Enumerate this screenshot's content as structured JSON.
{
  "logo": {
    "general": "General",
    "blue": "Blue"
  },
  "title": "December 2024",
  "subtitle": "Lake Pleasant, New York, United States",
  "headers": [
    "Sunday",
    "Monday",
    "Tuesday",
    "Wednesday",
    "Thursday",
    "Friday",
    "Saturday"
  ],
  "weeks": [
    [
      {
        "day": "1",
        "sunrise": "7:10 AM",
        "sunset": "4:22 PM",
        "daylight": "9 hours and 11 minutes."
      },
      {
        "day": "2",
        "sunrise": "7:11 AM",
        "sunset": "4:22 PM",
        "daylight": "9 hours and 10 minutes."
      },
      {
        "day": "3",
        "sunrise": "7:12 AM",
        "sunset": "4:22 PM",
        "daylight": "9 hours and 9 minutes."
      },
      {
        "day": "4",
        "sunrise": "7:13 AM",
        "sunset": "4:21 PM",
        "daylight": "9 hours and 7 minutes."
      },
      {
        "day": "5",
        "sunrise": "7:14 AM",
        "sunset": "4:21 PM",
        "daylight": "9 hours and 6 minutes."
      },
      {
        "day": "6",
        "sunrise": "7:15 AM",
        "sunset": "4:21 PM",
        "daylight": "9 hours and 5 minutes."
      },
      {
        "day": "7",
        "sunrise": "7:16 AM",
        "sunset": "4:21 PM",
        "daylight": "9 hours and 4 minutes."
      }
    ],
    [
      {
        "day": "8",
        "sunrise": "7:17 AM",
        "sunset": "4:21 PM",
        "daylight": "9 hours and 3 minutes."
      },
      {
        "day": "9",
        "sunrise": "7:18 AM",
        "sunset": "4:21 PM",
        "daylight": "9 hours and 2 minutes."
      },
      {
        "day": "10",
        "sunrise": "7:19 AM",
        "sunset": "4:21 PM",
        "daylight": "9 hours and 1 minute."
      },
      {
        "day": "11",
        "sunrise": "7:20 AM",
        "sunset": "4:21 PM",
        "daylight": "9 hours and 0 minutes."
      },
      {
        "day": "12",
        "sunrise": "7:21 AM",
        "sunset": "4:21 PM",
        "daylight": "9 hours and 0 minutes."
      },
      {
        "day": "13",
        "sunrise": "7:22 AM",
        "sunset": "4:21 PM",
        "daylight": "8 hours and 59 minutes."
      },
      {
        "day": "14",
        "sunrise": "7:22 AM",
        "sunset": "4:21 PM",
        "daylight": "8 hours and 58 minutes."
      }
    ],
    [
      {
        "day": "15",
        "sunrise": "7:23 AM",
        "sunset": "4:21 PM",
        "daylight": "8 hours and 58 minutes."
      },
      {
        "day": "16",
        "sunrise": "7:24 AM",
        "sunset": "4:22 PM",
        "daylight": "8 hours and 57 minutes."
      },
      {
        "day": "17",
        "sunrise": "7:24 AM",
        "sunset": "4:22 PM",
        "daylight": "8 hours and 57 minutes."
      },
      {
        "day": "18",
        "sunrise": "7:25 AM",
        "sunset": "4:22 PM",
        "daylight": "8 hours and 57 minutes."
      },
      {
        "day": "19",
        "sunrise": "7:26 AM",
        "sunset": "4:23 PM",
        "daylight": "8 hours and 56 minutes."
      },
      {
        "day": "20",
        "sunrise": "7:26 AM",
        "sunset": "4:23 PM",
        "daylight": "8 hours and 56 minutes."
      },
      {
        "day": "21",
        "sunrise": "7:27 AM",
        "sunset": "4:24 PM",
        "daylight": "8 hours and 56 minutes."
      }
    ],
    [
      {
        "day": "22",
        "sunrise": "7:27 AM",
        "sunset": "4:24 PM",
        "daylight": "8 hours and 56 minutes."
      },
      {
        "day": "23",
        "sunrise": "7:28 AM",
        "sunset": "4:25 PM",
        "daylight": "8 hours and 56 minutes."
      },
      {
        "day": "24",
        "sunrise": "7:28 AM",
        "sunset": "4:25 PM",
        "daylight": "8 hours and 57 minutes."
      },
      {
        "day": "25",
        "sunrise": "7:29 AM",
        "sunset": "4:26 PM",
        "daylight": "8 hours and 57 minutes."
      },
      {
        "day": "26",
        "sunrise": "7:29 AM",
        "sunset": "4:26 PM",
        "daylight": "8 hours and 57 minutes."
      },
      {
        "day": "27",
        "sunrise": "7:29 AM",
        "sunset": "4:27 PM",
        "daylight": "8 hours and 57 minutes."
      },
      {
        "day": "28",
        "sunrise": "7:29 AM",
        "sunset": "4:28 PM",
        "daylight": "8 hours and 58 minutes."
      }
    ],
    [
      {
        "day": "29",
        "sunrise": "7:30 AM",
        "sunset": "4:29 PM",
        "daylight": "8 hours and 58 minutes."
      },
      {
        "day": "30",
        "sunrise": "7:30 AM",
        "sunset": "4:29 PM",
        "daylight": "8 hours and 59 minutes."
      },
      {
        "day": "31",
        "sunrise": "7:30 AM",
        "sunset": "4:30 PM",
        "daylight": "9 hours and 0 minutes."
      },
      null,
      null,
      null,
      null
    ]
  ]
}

| OBJECTIVE |
Write out every line from the records above, word for word.

| SOLUTION TO THIS PROBLEM |
Enumerate this screenshot's content as structured JSON.
{
  "logo": {
    "general": "General",
    "blue": "Blue"
  },
  "title": "December 2024",
  "subtitle": "Lake Pleasant, New York, United States",
  "headers": [
    "Sunday",
    "Monday",
    "Tuesday",
    "Wednesday",
    "Thursday",
    "Friday",
    "Saturday"
  ],
  "weeks": [
    [
      {
        "day": "1",
        "sunrise": "7:10 AM",
        "sunset": "4:22 PM",
        "daylight": "9 hours and 11 minutes."
      },
      {
        "day": "2",
        "sunrise": "7:11 AM",
        "sunset": "4:22 PM",
        "daylight": "9 hours and 10 minutes."
      },
      {
        "day": "3",
        "sunrise": "7:12 AM",
        "sunset": "4:22 PM",
        "daylight": "9 hours and 9 minutes."
      },
      {
        "day": "4",
        "sunrise": "7:13 AM",
        "sunset": "4:21 PM",
        "daylight": "9 hours and 7 minutes."
      },
      {
        "day": "5",
        "sunrise": "7:14 AM",
        "sunset": "4:21 PM",
        "daylight": "9 hours and 6 minutes."
      },
      {
        "day": "6",
        "sunrise": "7:15 AM",
        "sunset": "4:21 PM",
        "daylight": "9 hours and 5 minutes."
      },
      {
        "day": "7",
        "sunrise": "7:16 AM",
        "sunset": "4:21 PM",
        "daylight": "9 hours and 4 minutes."
      }
    ],
    [
      {
        "day": "8",
        "sunrise": "7:17 AM",
        "sunset": "4:21 PM",
        "daylight": "9 hours and 3 minutes."
      },
      {
        "day": "9",
        "sunrise": "7:18 AM",
        "sunset": "4:21 PM",
        "daylight": "9 hours and 2 minutes."
      },
      {
        "day": "10",
        "sunrise": "7:19 AM",
        "sunset": "4:21 PM",
        "daylight": "9 hours and 1 minute."
      },
      {
        "day": "11",
        "sunrise": "7:20 AM",
        "sunset": "4:21 PM",
        "daylight": "9 hours and 0 minutes."
      },
      {
        "day": "12",
        "sunrise": "7:21 AM",
        "sunset": "4:21 PM",
        "daylight": "9 hours and 0 minutes."
      },
      {
        "day": "13",
        "sunrise": "7:22 AM",
        "sunset": "4:21 PM",
        "daylight": "8 hours and 59 minutes."
      },
      {
        "day": "14",
        "sunrise": "7:22 AM",
        "sunset": "4:21 PM",
        "daylight": "8 hours and 58 minutes."
      }
    ],
    [
      {
        "day": "15",
        "sunrise": "7:23 AM",
        "sunset": "4:21 PM",
        "daylight": "8 hours and 58 minutes."
      },
      {
        "day": "16",
        "sunrise": "7:24 AM",
        "sunset": "4:22 PM",
        "daylight": "8 hours and 57 minutes."
      },
      {
        "day": "17",
        "sunrise": "7:24 AM",
        "sunset": "4:22 PM",
        "daylight": "8 hours and 57 minutes."
      },
      {
        "day": "18",
        "sunrise": "7:25 AM",
        "sunset": "4:22 PM",
        "daylight": "8 hours and 57 minutes."
      },
      {
        "day": "19",
        "sunrise": "7:26 AM",
        "sunset": "4:23 PM",
        "daylight": "8 hours and 56 minutes."
      },
      {
        "day": "20",
        "sunrise": "7:26 AM",
        "sunset": "4:23 PM",
        "daylight": "8 hours and 56 minutes."
      },
      {
        "day": "21",
        "sunrise": "7:27 AM",
        "sunset": "4:24 PM",
        "daylight": "8 hours and 56 minutes."
      }
    ],
    [
      {
        "day": "22",
        "sunrise": "7:27 AM",
        "sunset": "4:24 PM",
        "daylight": "8 hours and 56 minutes."
      },
      {
        "day": "23",
        "sunrise": "7:28 AM",
        "sunset": "4:25 PM",
        "daylight": "8 hours and 56 minutes."
      },
      {
        "day": "24",
        "sunrise": "7:28 AM",
        "sunset": "4:25 PM",
        "daylight": "8 hours and 57 minutes."
      },
      {
        "day": "25",
        "sunrise": "7:29 AM",
        "sunset": "4:26 PM",
        "daylight": "8 hours and 57 minutes."
      },
      {
        "day": "26",
        "sunrise": "7:29 AM",
        "sunset": "4:26 PM",
        "daylight": "8 hours and 57 minutes."
      },
      {
        "day": "27",
        "sunrise": "7:29 AM",
        "sunset": "4:27 PM",
        "daylight": "8 hours and 57 minutes."
      },
      {
        "day": "28",
        "sunrise": "7:29 AM",
        "sunset": "4:28 PM",
        "daylight": "8 hours and 58 minutes."
      }
    ],
    [
      {
        "day": "29",
        "sunrise": "7:30 AM",
        "sunset": "4:29 PM",
        "daylight": "8 hours and 58 minutes."
      },
      {
        "day": "30",
        "sunrise": "7:30 AM",
        "sunset": "4:29 PM",
        "daylight": "8 hours and 59 minutes."
      },
      {
        "day": "31",
        "sunrise": "7:30 AM",
        "sunset": "4:30 PM",
        "daylight": "9 hours and 0 minutes."
      },
      null,
      null,
      null,
      null
    ]
  ]
}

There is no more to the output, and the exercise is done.